(Required task A): Can you copy, character for character, the listing lines from the one containing "row label 1: Offenders" through the one containing "cell <box>544 329 704 409</box>"?

Not Lost in Space, talk by Lisa Yaszek

Not Lost in Space:
Scence and Technology as Women's Work in Postwar Science fiction
Lisa Yaszek, LCC, 27th September 2005, Georgia Tech.

I went to a very interesting open lecture today. Lisa Yaszek, who started the Science Fiction Lab (
at LCC at Georgia Tech spoke about science fiction written by women during the cold war. The fear of a nuclear war was then very real, and women worked outside the home, getting professional careers. Common themes in the fiction was how to survive and cope after the third world war, and how to balance a professional career with having a family.
Yaszek showed how these authors actually offered (fictional) solutions to these problems, that were of great immediate importance at the time. Dystopias, radical and often absurd and scary components.
She also punktures the myth that it was mostly male authors who established the genre in the fifties: During her research Yaszek found a lot of texts by female authors. Forgotten, as it seem to be in most genres.
What i found most interesting was Yaszek mentioned in the end of her speech; of identifying narrative structures in fiction written in times of change.

(Required task B):
In the notes on the Yaszek talk:
(i) On what date was the lecture given?
(ii) What had Yaszek started at LCC at Georgia Tech?
(iii) What myth about the genre in the fifties does she puncture?

(Material):

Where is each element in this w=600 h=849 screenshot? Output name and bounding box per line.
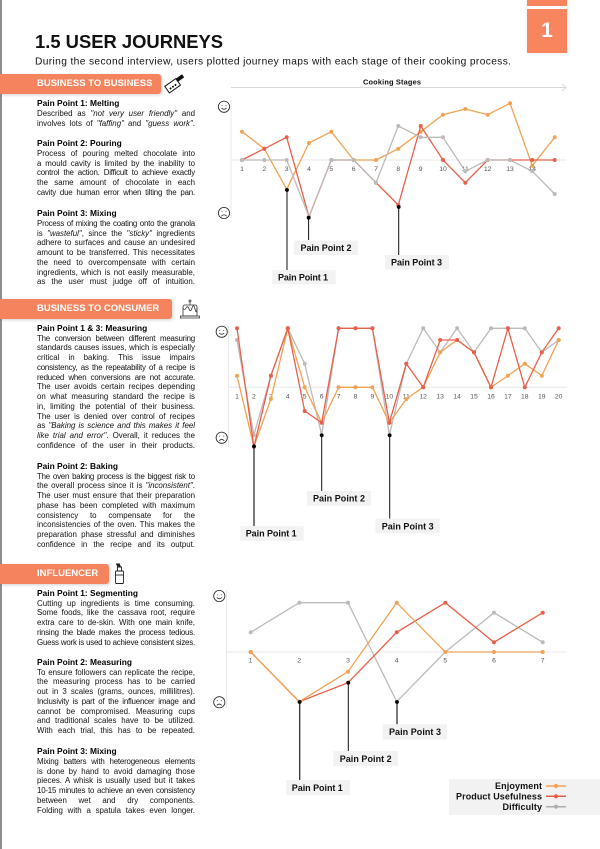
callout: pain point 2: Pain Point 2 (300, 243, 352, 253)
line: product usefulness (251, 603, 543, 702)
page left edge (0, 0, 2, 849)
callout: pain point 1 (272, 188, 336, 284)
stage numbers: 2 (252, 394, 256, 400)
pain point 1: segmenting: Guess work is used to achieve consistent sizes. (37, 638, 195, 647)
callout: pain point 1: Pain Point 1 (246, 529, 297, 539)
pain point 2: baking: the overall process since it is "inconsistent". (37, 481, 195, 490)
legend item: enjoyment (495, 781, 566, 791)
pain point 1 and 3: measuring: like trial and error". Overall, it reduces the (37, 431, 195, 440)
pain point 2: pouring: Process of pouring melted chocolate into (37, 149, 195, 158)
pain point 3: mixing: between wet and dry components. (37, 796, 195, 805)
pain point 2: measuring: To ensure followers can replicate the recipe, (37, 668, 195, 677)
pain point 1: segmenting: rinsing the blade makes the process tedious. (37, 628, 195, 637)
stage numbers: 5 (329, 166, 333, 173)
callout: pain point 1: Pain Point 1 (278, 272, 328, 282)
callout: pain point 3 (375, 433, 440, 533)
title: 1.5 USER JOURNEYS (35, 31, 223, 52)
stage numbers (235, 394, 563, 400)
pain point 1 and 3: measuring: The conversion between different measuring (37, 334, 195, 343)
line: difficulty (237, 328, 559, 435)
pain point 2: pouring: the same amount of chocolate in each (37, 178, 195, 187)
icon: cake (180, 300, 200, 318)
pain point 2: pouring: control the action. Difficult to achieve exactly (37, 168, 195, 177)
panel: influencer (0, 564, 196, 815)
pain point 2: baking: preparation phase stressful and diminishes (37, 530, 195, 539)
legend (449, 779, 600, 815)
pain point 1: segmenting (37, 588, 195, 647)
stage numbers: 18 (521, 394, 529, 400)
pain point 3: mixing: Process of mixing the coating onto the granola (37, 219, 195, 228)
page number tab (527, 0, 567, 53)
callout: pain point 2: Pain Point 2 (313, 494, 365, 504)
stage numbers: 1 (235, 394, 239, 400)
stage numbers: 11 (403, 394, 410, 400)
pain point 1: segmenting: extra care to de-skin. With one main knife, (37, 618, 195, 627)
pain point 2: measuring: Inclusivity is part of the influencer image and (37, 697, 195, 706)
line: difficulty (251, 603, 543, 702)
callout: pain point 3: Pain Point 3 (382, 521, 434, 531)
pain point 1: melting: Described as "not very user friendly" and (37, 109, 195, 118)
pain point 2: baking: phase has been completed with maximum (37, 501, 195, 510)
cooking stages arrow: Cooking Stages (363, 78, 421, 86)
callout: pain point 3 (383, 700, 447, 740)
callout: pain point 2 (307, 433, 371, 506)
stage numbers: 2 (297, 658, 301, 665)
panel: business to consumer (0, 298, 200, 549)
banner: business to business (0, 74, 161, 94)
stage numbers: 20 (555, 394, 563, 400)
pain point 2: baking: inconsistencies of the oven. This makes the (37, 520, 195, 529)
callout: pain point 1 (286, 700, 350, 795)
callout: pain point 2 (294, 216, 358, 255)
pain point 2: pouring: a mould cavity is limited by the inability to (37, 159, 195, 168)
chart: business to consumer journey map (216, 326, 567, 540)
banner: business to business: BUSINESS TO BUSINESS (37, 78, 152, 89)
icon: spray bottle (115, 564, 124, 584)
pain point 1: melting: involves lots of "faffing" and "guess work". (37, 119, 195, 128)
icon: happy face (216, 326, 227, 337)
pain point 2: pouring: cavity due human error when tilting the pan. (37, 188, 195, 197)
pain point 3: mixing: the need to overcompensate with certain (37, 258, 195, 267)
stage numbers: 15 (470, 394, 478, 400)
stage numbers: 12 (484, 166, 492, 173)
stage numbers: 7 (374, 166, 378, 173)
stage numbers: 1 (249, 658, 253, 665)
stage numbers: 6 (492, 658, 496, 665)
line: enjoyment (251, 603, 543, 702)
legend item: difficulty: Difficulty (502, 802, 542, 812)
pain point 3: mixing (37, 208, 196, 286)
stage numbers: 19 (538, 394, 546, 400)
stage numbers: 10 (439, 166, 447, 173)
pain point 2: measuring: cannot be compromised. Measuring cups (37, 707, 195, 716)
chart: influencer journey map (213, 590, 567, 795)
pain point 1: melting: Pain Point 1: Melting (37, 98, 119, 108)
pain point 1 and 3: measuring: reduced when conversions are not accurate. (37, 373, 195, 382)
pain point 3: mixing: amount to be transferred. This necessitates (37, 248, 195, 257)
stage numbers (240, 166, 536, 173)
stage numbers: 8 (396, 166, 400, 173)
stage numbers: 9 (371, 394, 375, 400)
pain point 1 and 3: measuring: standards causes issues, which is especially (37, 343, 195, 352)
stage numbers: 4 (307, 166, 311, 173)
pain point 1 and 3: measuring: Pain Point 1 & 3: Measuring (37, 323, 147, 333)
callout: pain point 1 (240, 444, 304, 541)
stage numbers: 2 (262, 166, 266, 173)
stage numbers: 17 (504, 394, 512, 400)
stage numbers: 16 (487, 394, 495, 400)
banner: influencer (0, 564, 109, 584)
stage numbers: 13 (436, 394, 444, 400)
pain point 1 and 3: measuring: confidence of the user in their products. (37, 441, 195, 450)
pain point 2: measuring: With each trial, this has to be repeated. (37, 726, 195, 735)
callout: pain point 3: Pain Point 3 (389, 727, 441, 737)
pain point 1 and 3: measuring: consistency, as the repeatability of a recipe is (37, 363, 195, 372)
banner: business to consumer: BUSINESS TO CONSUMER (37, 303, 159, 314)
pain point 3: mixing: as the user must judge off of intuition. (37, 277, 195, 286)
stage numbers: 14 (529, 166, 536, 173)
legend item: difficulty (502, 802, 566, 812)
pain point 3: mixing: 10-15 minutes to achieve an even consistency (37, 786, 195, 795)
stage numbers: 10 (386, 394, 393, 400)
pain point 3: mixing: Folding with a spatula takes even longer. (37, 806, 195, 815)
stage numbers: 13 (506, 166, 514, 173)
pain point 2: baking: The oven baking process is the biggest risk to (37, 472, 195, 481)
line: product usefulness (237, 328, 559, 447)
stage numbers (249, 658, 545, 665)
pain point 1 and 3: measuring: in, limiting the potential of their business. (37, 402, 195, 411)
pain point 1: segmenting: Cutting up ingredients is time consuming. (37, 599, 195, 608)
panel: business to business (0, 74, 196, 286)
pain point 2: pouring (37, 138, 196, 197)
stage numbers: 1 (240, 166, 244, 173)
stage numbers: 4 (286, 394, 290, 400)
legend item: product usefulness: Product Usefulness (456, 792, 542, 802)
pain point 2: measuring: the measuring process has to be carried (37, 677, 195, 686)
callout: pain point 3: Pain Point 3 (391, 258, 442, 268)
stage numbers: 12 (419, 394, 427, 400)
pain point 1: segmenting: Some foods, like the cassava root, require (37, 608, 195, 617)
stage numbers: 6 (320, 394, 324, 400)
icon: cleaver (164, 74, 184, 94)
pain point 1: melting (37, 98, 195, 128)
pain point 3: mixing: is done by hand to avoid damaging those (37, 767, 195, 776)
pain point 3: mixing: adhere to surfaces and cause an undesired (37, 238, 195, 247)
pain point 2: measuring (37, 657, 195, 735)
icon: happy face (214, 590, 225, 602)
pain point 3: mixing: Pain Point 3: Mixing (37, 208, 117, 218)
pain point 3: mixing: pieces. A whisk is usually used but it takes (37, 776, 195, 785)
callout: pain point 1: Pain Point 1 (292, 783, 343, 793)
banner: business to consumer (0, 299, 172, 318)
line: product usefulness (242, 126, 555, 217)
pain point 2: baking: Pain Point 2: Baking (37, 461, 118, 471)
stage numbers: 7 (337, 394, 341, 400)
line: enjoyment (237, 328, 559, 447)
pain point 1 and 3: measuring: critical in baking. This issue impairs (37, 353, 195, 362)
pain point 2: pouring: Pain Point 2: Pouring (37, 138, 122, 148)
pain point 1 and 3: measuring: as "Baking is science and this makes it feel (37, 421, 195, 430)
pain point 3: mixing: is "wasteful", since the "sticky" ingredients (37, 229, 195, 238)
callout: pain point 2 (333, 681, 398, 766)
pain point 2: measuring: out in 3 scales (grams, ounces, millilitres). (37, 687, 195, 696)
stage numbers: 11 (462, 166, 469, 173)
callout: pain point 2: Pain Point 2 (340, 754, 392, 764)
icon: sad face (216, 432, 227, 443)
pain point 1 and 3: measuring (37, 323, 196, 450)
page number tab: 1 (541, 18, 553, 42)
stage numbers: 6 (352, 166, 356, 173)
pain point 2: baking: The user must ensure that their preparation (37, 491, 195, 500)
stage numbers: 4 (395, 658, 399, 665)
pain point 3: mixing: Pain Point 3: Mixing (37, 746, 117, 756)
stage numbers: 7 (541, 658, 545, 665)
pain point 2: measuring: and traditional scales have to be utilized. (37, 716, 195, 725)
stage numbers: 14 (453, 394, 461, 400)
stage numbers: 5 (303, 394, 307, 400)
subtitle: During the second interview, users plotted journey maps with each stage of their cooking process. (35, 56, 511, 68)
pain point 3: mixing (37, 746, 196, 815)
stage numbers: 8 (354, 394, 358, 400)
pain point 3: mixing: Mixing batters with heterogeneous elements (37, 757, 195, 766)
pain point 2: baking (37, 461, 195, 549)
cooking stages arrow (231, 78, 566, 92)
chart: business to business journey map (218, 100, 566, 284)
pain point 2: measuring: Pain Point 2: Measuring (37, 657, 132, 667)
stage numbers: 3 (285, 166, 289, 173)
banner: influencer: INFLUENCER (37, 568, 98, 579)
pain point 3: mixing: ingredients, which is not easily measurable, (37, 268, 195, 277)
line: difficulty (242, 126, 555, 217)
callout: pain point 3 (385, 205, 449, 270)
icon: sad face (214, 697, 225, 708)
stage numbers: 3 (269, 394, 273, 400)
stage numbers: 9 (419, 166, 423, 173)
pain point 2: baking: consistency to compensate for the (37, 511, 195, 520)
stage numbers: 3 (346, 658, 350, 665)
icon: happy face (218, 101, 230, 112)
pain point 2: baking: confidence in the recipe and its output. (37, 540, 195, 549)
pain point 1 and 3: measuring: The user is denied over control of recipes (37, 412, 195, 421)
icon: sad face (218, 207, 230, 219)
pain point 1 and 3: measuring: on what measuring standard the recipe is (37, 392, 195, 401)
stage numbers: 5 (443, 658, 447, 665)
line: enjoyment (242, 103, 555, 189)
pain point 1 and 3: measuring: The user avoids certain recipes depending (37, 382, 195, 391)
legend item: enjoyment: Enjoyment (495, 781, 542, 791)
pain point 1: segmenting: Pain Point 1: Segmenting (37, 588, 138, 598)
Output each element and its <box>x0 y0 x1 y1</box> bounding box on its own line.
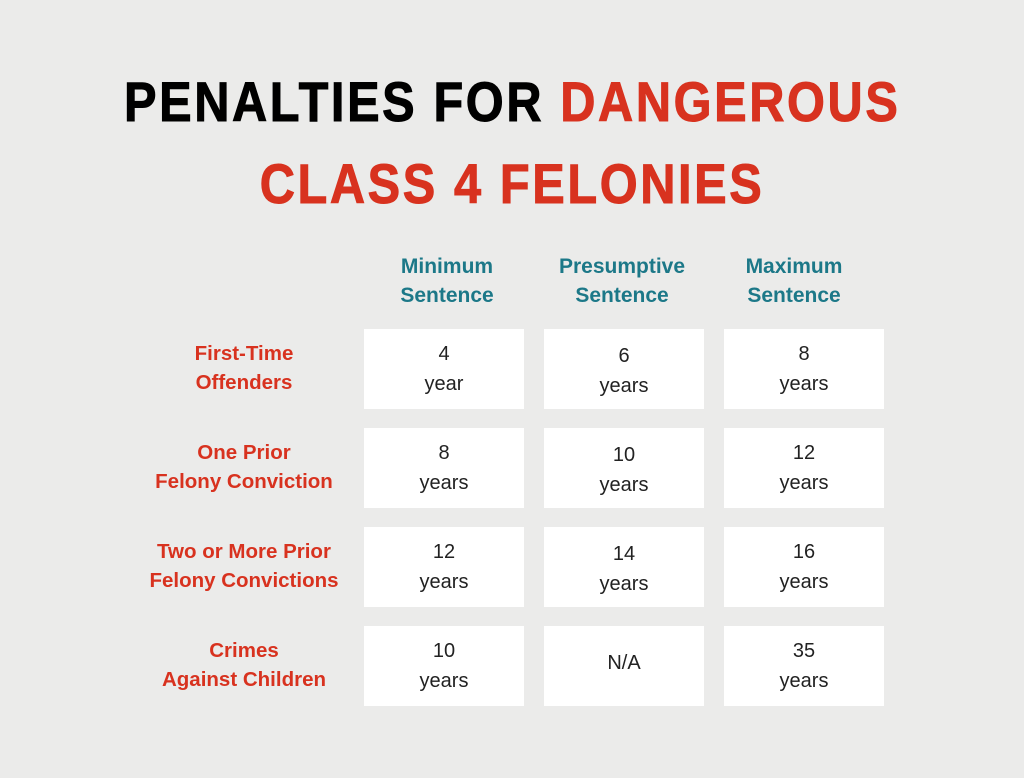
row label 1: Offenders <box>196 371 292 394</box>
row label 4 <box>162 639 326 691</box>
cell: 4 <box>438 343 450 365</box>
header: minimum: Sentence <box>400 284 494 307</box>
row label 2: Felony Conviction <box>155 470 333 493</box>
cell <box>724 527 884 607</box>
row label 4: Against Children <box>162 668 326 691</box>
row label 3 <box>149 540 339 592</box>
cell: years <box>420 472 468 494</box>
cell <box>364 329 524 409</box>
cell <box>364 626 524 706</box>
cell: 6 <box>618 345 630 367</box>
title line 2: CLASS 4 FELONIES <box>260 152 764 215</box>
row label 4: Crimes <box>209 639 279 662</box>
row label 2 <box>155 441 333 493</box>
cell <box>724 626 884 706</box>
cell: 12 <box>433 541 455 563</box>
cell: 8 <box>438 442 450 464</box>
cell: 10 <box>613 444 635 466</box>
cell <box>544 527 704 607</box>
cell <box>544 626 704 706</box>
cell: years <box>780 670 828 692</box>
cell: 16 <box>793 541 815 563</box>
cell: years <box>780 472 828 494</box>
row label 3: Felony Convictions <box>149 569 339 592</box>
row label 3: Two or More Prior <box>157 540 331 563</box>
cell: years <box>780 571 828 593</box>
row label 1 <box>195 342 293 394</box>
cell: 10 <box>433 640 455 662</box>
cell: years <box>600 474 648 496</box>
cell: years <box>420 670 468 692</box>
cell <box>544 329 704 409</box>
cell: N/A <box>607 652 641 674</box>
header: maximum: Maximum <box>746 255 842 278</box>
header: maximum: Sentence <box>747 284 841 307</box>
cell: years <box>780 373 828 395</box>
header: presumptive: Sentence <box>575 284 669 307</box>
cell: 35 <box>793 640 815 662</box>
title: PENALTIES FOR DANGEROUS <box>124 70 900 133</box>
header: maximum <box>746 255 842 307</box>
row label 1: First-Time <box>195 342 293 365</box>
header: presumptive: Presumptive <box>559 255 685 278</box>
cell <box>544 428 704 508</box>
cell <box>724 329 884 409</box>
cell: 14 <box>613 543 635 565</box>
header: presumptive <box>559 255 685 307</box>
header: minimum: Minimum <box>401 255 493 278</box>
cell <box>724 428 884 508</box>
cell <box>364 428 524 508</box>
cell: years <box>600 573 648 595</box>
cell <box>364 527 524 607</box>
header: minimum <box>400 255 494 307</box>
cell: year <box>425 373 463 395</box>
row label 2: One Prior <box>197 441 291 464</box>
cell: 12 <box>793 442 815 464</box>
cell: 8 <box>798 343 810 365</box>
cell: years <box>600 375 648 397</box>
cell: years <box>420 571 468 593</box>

(Exercise response A):
row label 1: Offenders <box>196 371 292 394</box>
row label 4 <box>162 639 326 691</box>
cell: 4 <box>438 343 450 365</box>
header: minimum: Sentence <box>400 284 494 307</box>
row label 2: Felony Conviction <box>155 470 333 493</box>
cell <box>724 527 884 607</box>
row label 4: Against Children <box>162 668 326 691</box>
row label 3 <box>149 540 339 592</box>
cell: years <box>420 472 468 494</box>
cell <box>364 329 524 409</box>
cell <box>364 626 524 706</box>
cell: 6 <box>618 345 630 367</box>
title line 2: CLASS 4 FELONIES <box>260 152 764 215</box>
row label 4: Crimes <box>209 639 279 662</box>
row label 2 <box>155 441 333 493</box>
cell <box>724 626 884 706</box>
cell: 12 <box>433 541 455 563</box>
cell: 8 <box>438 442 450 464</box>
cell: 10 <box>613 444 635 466</box>
cell <box>544 527 704 607</box>
cell <box>544 626 704 706</box>
cell: years <box>780 670 828 692</box>
cell: 16 <box>793 541 815 563</box>
cell: years <box>780 472 828 494</box>
row label 3: Felony Convictions <box>149 569 339 592</box>
row label 3: Two or More Prior <box>157 540 331 563</box>
cell: years <box>780 571 828 593</box>
row label 1 <box>195 342 293 394</box>
cell: 10 <box>433 640 455 662</box>
cell: years <box>600 474 648 496</box>
cell: years <box>420 670 468 692</box>
cell <box>544 329 704 409</box>

(Exercise response B):
(i) 27th September 2005
(ii) The Science Fiction Lab
(iii) That it was mostly male authors who established the genre